WHAT NEEDS TO BE DONE ▸
Leave out any picture and return the remaining listing below exactly as given.

Collection entries

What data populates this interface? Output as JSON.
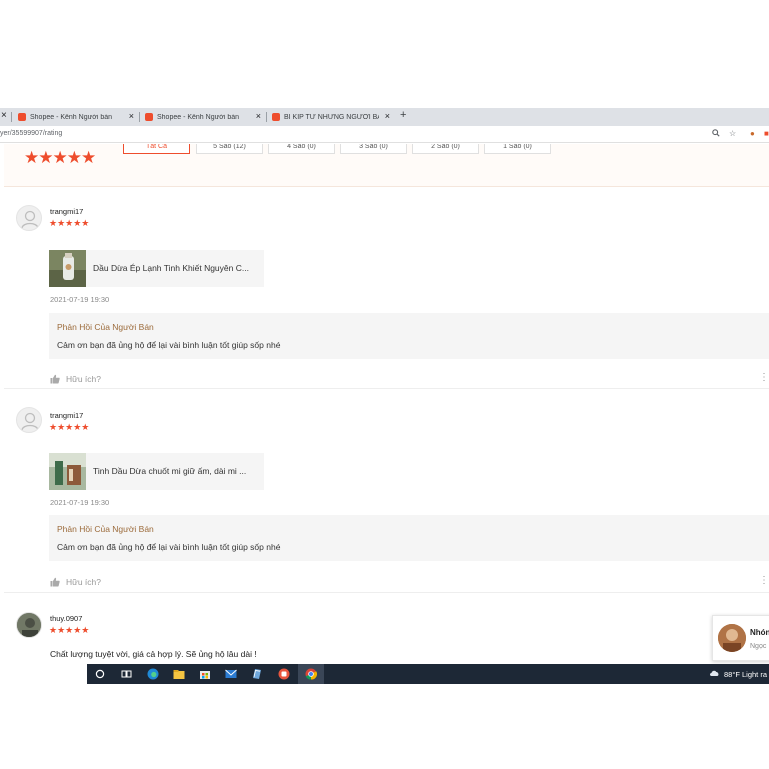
{
  "browser": {
    "tabs": [
      {
        "title": "Shopee - Kênh Người bán",
        "close": "×"
      },
      {
        "title": "Shopee - Kênh Người bán",
        "close": "×"
      },
      {
        "title": "BÍ KÍP TỪ NHỮNG NGƯỜI BÁN C",
        "close": "×"
      }
    ],
    "new_tab": "+",
    "first_close": "×",
    "url": "yer/35599907/rating"
  },
  "filter": {
    "overall_stars": "★★★★★",
    "buttons": [
      "Tất Cả",
      "5 Sao (12)",
      "4 Sao (0)",
      "3 Sao (0)",
      "2 Sao (0)",
      "1 Sao (0)"
    ]
  },
  "reviews": [
    {
      "username": "trangmi17",
      "stars": "★★★★★",
      "product": "Dầu Dừa Ép Lạnh Tinh Khiết Nguyên C...",
      "date": "2021-07-19 19:30",
      "reply_title": "Phản Hồi Của Người Bán",
      "reply_text": "Cảm ơn bạn đã ủng hộ để lại vài bình luận tốt giúp sốp nhé",
      "helpful": "Hữu ích?"
    },
    {
      "username": "trangmi17",
      "stars": "★★★★★",
      "product": "Tinh Dầu Dừa chuốt mi giữ ấm, dài mi ...",
      "date": "2021-07-19 19:30",
      "reply_title": "Phản Hồi Của Người Bán",
      "reply_text": "Cảm ơn bạn đã ủng hộ để lại vài bình luận tốt giúp sốp nhé",
      "helpful": "Hữu ích?"
    },
    {
      "username": "thuy.0907",
      "stars": "★★★★★",
      "comment": "Chất lượng tuyệt vời, giá cả hợp lý. Sẽ ủng hộ lâu dài !"
    }
  ],
  "chat": {
    "name": "Nhón",
    "sub": "Ngọc"
  },
  "taskbar": {
    "weather": "88°F  Light ra"
  },
  "colors": {
    "accent": "#ee4d2d",
    "reply_title": "#9c6b3b",
    "taskbar": "#1d2836"
  },
  "icons": [
    "user-avatar-icon",
    "thumbs-up-icon",
    "kebab-icon",
    "search-icon",
    "star-icon",
    "windows-search-icon",
    "task-view-icon",
    "edge-icon",
    "file-explorer-icon",
    "store-icon",
    "mail-icon",
    "chrome-icon",
    "cloud-rain-icon"
  ]
}
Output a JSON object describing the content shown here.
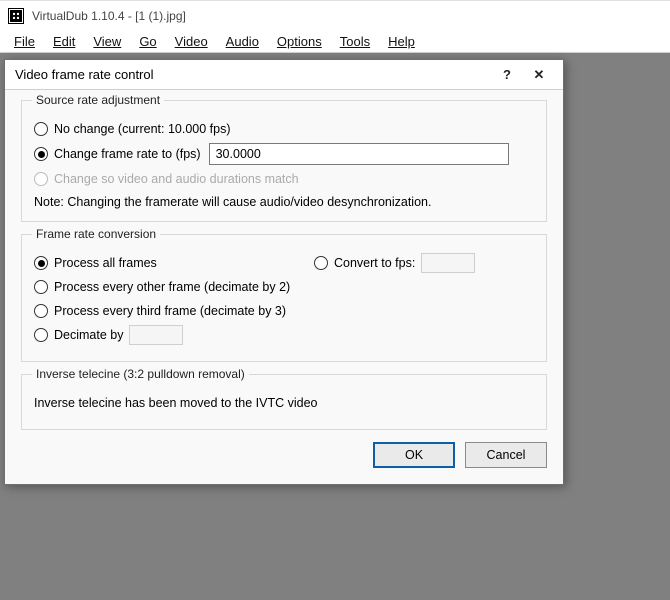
{
  "main": {
    "title": "VirtualDub 1.10.4 - [1 (1).jpg]",
    "menu": {
      "file": "File",
      "edit": "Edit",
      "view": "View",
      "go": "Go",
      "video": "Video",
      "audio": "Audio",
      "options": "Options",
      "tools": "Tools",
      "help": "Help"
    }
  },
  "dialog": {
    "title": "Video frame rate control",
    "help_glyph": "?",
    "close_glyph": "✕",
    "source_rate": {
      "legend": "Source rate adjustment",
      "no_change": "No change (current: 10.000 fps)",
      "change_to": "Change frame rate to (fps)",
      "change_to_value": "30.0000",
      "match_durations": "Change so video and audio durations match",
      "note": "Note: Changing the framerate will cause audio/video desynchronization."
    },
    "conversion": {
      "legend": "Frame rate conversion",
      "process_all": "Process all frames",
      "every_other": "Process every other frame (decimate by 2)",
      "every_third": "Process every third frame (decimate by 3)",
      "decimate_by": "Decimate by",
      "decimate_by_value": "",
      "convert_to_fps": "Convert to fps:",
      "convert_to_fps_value": ""
    },
    "ivtc": {
      "legend": "Inverse telecine (3:2 pulldown removal)",
      "message": "Inverse telecine has been moved to the IVTC video"
    },
    "buttons": {
      "ok": "OK",
      "cancel": "Cancel"
    }
  }
}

SOLUTION FOR THIS PROBLEM ▸
What data populates this interface? Output as JSON.
{
  "browser": {
    "tabs": [
      {
        "title": "Shopee - Kênh Người bán",
        "close": "×"
      },
      {
        "title": "Shopee - Kênh Người bán",
        "close": "×"
      },
      {
        "title": "BÍ KÍP TỪ NHỮNG NGƯỜI BÁN C",
        "close": "×"
      }
    ],
    "new_tab": "+",
    "first_close": "×",
    "url": "yer/35599907/rating"
  },
  "filter": {
    "overall_stars": "★★★★★",
    "buttons": [
      "Tất Cả",
      "5 Sao (12)",
      "4 Sao (0)",
      "3 Sao (0)",
      "2 Sao (0)",
      "1 Sao (0)"
    ]
  },
  "reviews": [
    {
      "username": "trangmi17",
      "stars": "★★★★★",
      "product": "Dầu Dừa Ép Lạnh Tinh Khiết Nguyên C...",
      "date": "2021-07-19 19:30",
      "reply_title": "Phản Hồi Của Người Bán",
      "reply_text": "Cảm ơn bạn đã ủng hộ để lại vài bình luận tốt giúp sốp nhé",
      "helpful": "Hữu ích?"
    },
    {
      "username": "trangmi17",
      "stars": "★★★★★",
      "product": "Tinh Dầu Dừa chuốt mi giữ ấm, dài mi ...",
      "date": "2021-07-19 19:30",
      "reply_title": "Phản Hồi Của Người Bán",
      "reply_text": "Cảm ơn bạn đã ủng hộ để lại vài bình luận tốt giúp sốp nhé",
      "helpful": "Hữu ích?"
    },
    {
      "username": "thuy.0907",
      "stars": "★★★★★",
      "comment": "Chất lượng tuyệt vời, giá cả hợp lý. Sẽ ủng hộ lâu dài !"
    }
  ],
  "chat": {
    "name": "Nhón",
    "sub": "Ngọc"
  },
  "taskbar": {
    "weather": "88°F  Light ra"
  },
  "colors": {
    "accent": "#ee4d2d",
    "reply_title": "#9c6b3b",
    "taskbar": "#1d2836"
  },
  "icons": [
    "user-avatar-icon",
    "thumbs-up-icon",
    "kebab-icon",
    "search-icon",
    "star-icon",
    "windows-search-icon",
    "task-view-icon",
    "edge-icon",
    "file-explorer-icon",
    "store-icon",
    "mail-icon",
    "chrome-icon",
    "cloud-rain-icon"
  ]
}
Output a JSON object describing the content shown here.
{
  "main": {
    "title": "VirtualDub 1.10.4 - [1 (1).jpg]",
    "menu": {
      "file": "File",
      "edit": "Edit",
      "view": "View",
      "go": "Go",
      "video": "Video",
      "audio": "Audio",
      "options": "Options",
      "tools": "Tools",
      "help": "Help"
    }
  },
  "dialog": {
    "title": "Video frame rate control",
    "help_glyph": "?",
    "close_glyph": "✕",
    "source_rate": {
      "legend": "Source rate adjustment",
      "no_change": "No change (current: 10.000 fps)",
      "change_to": "Change frame rate to (fps)",
      "change_to_value": "30.0000",
      "match_durations": "Change so video and audio durations match",
      "note": "Note: Changing the framerate will cause audio/video desynchronization."
    },
    "conversion": {
      "legend": "Frame rate conversion",
      "process_all": "Process all frames",
      "every_other": "Process every other frame (decimate by 2)",
      "every_third": "Process every third frame (decimate by 3)",
      "decimate_by": "Decimate by",
      "decimate_by_value": "",
      "convert_to_fps": "Convert to fps:",
      "convert_to_fps_value": ""
    },
    "ivtc": {
      "legend": "Inverse telecine (3:2 pulldown removal)",
      "message": "Inverse telecine has been moved to the IVTC video"
    },
    "buttons": {
      "ok": "OK",
      "cancel": "Cancel"
    }
  }
}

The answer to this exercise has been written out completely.